-- START --
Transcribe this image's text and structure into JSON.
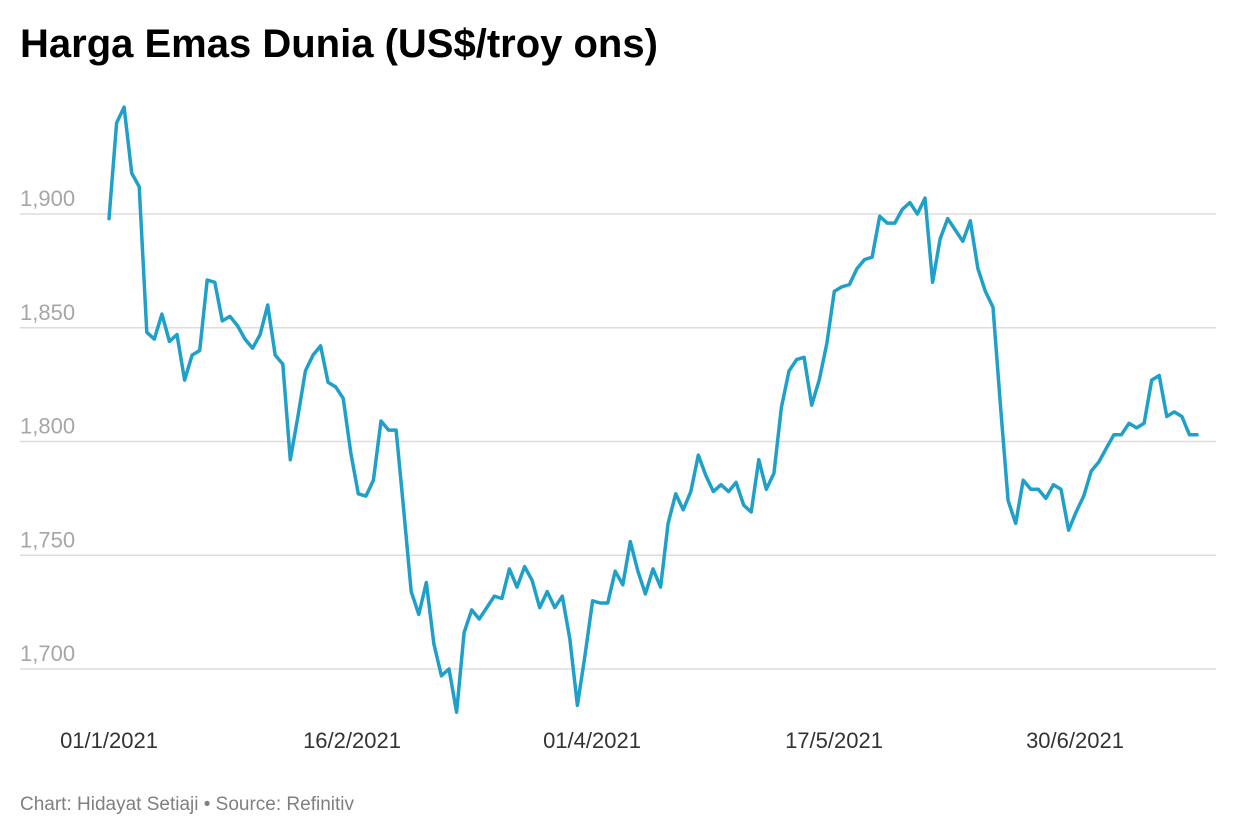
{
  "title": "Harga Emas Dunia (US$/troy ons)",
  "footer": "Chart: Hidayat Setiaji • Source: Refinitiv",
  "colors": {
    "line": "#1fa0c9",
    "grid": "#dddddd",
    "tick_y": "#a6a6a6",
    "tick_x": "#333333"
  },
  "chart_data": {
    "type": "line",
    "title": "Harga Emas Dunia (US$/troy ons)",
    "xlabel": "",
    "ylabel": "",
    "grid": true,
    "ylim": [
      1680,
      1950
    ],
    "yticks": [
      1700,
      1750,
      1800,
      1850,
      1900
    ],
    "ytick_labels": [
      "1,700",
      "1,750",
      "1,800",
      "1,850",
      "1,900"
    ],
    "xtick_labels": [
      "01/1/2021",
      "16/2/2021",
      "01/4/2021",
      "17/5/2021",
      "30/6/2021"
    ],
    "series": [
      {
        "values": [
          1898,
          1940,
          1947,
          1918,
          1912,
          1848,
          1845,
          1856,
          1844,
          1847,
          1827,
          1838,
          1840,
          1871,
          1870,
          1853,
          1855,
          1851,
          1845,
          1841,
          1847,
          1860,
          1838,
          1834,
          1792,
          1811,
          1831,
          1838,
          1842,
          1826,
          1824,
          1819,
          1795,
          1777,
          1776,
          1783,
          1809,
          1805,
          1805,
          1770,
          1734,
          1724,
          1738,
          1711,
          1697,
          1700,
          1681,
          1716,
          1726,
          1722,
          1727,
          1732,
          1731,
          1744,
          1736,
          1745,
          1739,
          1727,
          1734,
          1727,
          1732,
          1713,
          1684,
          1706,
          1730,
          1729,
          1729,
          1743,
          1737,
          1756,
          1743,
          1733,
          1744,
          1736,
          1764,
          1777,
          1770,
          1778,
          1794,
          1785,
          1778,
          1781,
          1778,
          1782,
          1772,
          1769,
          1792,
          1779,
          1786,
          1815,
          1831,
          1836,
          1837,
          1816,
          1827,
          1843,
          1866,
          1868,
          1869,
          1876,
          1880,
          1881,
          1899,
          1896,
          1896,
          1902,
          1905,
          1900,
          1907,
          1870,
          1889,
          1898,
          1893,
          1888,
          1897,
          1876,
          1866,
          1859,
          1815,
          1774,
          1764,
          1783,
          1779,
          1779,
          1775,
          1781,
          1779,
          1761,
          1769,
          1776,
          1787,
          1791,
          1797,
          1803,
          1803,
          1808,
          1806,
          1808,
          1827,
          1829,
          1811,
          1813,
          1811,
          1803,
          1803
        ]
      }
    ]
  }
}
-- END --
**TASK DETAILS**
What is needed is an exact reproduction of the data, pictures excluded.

**EXERCISE RESULT**
Transcribe this image's text and structure into JSON.
{
  "title": "Harga Emas Dunia (US$/troy ons)",
  "footer": "Chart: Hidayat Setiaji • Source: Refinitiv",
  "colors": {
    "line": "#1fa0c9",
    "grid": "#dddddd",
    "tick_y": "#a6a6a6",
    "tick_x": "#333333"
  },
  "chart_data": {
    "type": "line",
    "title": "Harga Emas Dunia (US$/troy ons)",
    "xlabel": "",
    "ylabel": "",
    "grid": true,
    "ylim": [
      1680,
      1950
    ],
    "yticks": [
      1700,
      1750,
      1800,
      1850,
      1900
    ],
    "ytick_labels": [
      "1,700",
      "1,750",
      "1,800",
      "1,850",
      "1,900"
    ],
    "xtick_labels": [
      "01/1/2021",
      "16/2/2021",
      "01/4/2021",
      "17/5/2021",
      "30/6/2021"
    ],
    "series": [
      {
        "values": [
          1898,
          1940,
          1947,
          1918,
          1912,
          1848,
          1845,
          1856,
          1844,
          1847,
          1827,
          1838,
          1840,
          1871,
          1870,
          1853,
          1855,
          1851,
          1845,
          1841,
          1847,
          1860,
          1838,
          1834,
          1792,
          1811,
          1831,
          1838,
          1842,
          1826,
          1824,
          1819,
          1795,
          1777,
          1776,
          1783,
          1809,
          1805,
          1805,
          1770,
          1734,
          1724,
          1738,
          1711,
          1697,
          1700,
          1681,
          1716,
          1726,
          1722,
          1727,
          1732,
          1731,
          1744,
          1736,
          1745,
          1739,
          1727,
          1734,
          1727,
          1732,
          1713,
          1684,
          1706,
          1730,
          1729,
          1729,
          1743,
          1737,
          1756,
          1743,
          1733,
          1744,
          1736,
          1764,
          1777,
          1770,
          1778,
          1794,
          1785,
          1778,
          1781,
          1778,
          1782,
          1772,
          1769,
          1792,
          1779,
          1786,
          1815,
          1831,
          1836,
          1837,
          1816,
          1827,
          1843,
          1866,
          1868,
          1869,
          1876,
          1880,
          1881,
          1899,
          1896,
          1896,
          1902,
          1905,
          1900,
          1907,
          1870,
          1889,
          1898,
          1893,
          1888,
          1897,
          1876,
          1866,
          1859,
          1815,
          1774,
          1764,
          1783,
          1779,
          1779,
          1775,
          1781,
          1779,
          1761,
          1769,
          1776,
          1787,
          1791,
          1797,
          1803,
          1803,
          1808,
          1806,
          1808,
          1827,
          1829,
          1811,
          1813,
          1811,
          1803,
          1803
        ]
      }
    ]
  }
}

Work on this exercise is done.